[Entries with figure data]
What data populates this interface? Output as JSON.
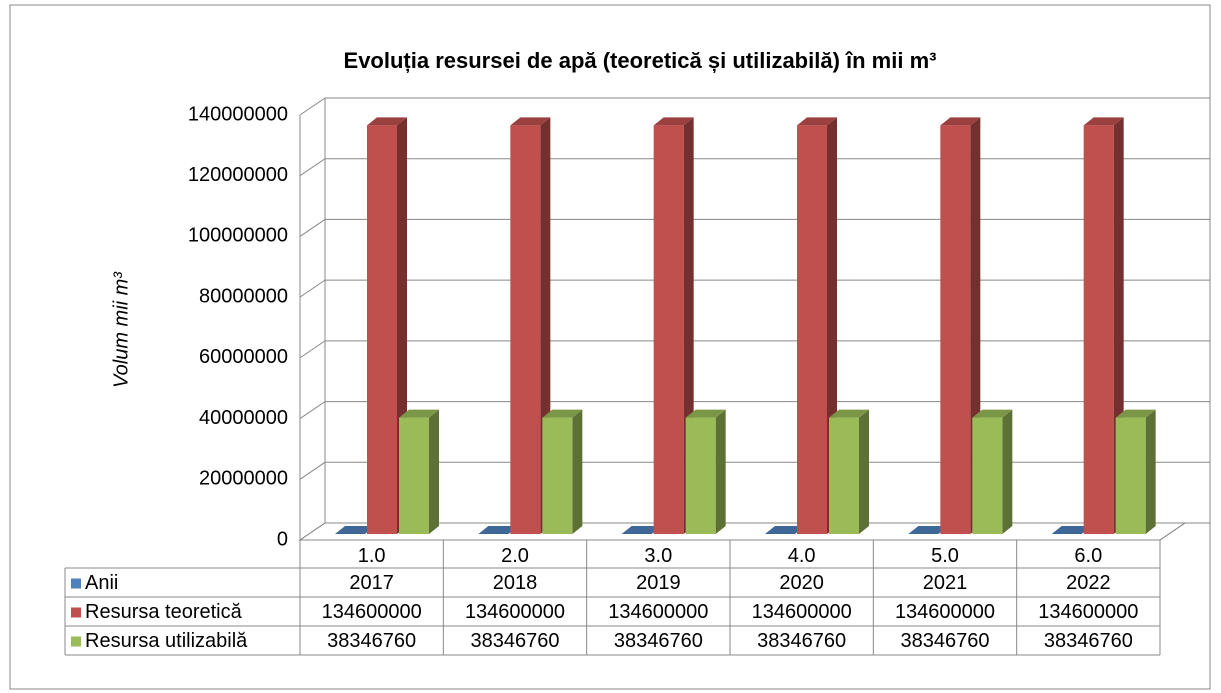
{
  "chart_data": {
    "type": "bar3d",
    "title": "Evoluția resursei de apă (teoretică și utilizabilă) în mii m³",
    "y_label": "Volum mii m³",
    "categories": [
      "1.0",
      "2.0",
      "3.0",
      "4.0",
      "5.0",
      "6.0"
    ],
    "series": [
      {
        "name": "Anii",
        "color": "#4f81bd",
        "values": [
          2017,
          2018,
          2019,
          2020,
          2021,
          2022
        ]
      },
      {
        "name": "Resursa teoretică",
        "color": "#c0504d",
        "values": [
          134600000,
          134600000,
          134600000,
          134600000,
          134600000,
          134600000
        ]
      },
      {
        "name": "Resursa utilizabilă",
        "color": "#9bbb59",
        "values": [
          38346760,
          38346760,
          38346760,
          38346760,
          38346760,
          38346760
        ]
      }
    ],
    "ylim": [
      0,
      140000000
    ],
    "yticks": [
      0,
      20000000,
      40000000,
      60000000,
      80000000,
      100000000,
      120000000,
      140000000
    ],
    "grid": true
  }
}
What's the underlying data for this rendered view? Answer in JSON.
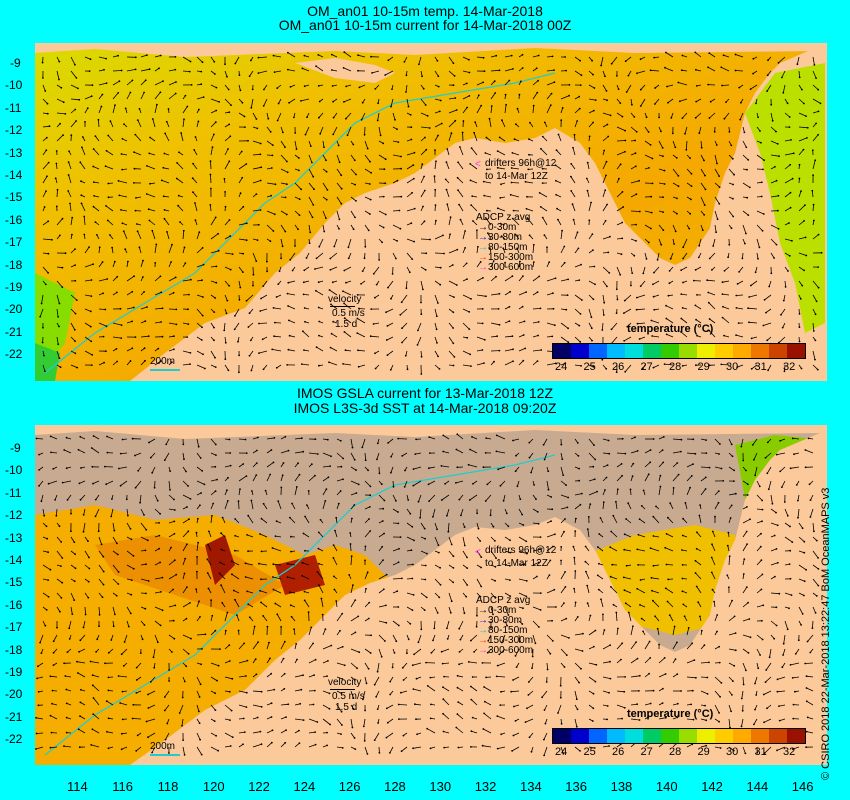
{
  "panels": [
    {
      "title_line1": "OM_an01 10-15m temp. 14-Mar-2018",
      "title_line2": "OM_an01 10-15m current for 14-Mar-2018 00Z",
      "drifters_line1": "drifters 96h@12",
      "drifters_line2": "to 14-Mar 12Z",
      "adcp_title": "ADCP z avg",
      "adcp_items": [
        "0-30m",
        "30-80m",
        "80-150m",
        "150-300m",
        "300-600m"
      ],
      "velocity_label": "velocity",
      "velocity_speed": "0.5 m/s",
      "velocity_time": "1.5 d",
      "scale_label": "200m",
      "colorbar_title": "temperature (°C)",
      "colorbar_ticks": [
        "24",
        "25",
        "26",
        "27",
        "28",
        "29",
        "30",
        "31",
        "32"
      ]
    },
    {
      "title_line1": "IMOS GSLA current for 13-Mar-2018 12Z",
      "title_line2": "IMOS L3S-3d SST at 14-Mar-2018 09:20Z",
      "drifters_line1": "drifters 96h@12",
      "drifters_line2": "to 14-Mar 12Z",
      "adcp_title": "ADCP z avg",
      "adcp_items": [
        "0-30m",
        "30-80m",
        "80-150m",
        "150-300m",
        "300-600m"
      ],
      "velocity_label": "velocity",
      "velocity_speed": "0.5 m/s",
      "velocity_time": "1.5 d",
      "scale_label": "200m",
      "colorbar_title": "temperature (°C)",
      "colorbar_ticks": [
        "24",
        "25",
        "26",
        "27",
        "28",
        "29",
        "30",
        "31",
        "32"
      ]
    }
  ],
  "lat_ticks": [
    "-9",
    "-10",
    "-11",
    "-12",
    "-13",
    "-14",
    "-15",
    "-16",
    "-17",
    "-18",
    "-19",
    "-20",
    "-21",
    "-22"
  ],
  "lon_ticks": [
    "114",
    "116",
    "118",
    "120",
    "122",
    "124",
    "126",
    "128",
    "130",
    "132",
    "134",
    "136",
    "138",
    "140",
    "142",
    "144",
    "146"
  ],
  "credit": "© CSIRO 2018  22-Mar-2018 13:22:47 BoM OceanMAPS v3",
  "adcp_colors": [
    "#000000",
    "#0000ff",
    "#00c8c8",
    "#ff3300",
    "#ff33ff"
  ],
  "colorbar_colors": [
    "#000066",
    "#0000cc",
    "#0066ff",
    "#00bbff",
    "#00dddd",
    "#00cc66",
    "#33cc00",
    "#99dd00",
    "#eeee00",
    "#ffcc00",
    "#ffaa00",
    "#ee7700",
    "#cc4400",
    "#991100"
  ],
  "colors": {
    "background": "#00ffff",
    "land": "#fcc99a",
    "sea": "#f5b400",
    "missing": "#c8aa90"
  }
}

## What the exercise asks
Transcribe the whole listing exactly. Pictures stay out of your copy.

## Task response
What data populates this interface? Output as JSON.
{
  "chart_data": {
    "type": "bar3d",
    "title": "Evoluția resursei de apă (teoretică și utilizabilă) în mii m³",
    "y_label": "Volum mii m³",
    "categories": [
      "1.0",
      "2.0",
      "3.0",
      "4.0",
      "5.0",
      "6.0"
    ],
    "series": [
      {
        "name": "Anii",
        "color": "#4f81bd",
        "values": [
          2017,
          2018,
          2019,
          2020,
          2021,
          2022
        ]
      },
      {
        "name": "Resursa teoretică",
        "color": "#c0504d",
        "values": [
          134600000,
          134600000,
          134600000,
          134600000,
          134600000,
          134600000
        ]
      },
      {
        "name": "Resursa utilizabilă",
        "color": "#9bbb59",
        "values": [
          38346760,
          38346760,
          38346760,
          38346760,
          38346760,
          38346760
        ]
      }
    ],
    "ylim": [
      0,
      140000000
    ],
    "yticks": [
      0,
      20000000,
      40000000,
      60000000,
      80000000,
      100000000,
      120000000,
      140000000
    ],
    "grid": true
  }
}
What's the underlying data for this rendered view? Answer in JSON.
{
  "panels": [
    {
      "title_line1": "OM_an01 10-15m temp. 14-Mar-2018",
      "title_line2": "OM_an01 10-15m current for 14-Mar-2018 00Z",
      "drifters_line1": "drifters 96h@12",
      "drifters_line2": "to 14-Mar 12Z",
      "adcp_title": "ADCP z avg",
      "adcp_items": [
        "0-30m",
        "30-80m",
        "80-150m",
        "150-300m",
        "300-600m"
      ],
      "velocity_label": "velocity",
      "velocity_speed": "0.5 m/s",
      "velocity_time": "1.5 d",
      "scale_label": "200m",
      "colorbar_title": "temperature (°C)",
      "colorbar_ticks": [
        "24",
        "25",
        "26",
        "27",
        "28",
        "29",
        "30",
        "31",
        "32"
      ]
    },
    {
      "title_line1": "IMOS GSLA current for 13-Mar-2018 12Z",
      "title_line2": "IMOS L3S-3d SST at 14-Mar-2018 09:20Z",
      "drifters_line1": "drifters 96h@12",
      "drifters_line2": "to 14-Mar 12Z",
      "adcp_title": "ADCP z avg",
      "adcp_items": [
        "0-30m",
        "30-80m",
        "80-150m",
        "150-300m",
        "300-600m"
      ],
      "velocity_label": "velocity",
      "velocity_speed": "0.5 m/s",
      "velocity_time": "1.5 d",
      "scale_label": "200m",
      "colorbar_title": "temperature (°C)",
      "colorbar_ticks": [
        "24",
        "25",
        "26",
        "27",
        "28",
        "29",
        "30",
        "31",
        "32"
      ]
    }
  ],
  "lat_ticks": [
    "-9",
    "-10",
    "-11",
    "-12",
    "-13",
    "-14",
    "-15",
    "-16",
    "-17",
    "-18",
    "-19",
    "-20",
    "-21",
    "-22"
  ],
  "lon_ticks": [
    "114",
    "116",
    "118",
    "120",
    "122",
    "124",
    "126",
    "128",
    "130",
    "132",
    "134",
    "136",
    "138",
    "140",
    "142",
    "144",
    "146"
  ],
  "credit": "© CSIRO 2018  22-Mar-2018 13:22:47 BoM OceanMAPS v3",
  "adcp_colors": [
    "#000000",
    "#0000ff",
    "#00c8c8",
    "#ff3300",
    "#ff33ff"
  ],
  "colorbar_colors": [
    "#000066",
    "#0000cc",
    "#0066ff",
    "#00bbff",
    "#00dddd",
    "#00cc66",
    "#33cc00",
    "#99dd00",
    "#eeee00",
    "#ffcc00",
    "#ffaa00",
    "#ee7700",
    "#cc4400",
    "#991100"
  ],
  "colors": {
    "background": "#00ffff",
    "land": "#fcc99a",
    "sea": "#f5b400",
    "missing": "#c8aa90"
  }
}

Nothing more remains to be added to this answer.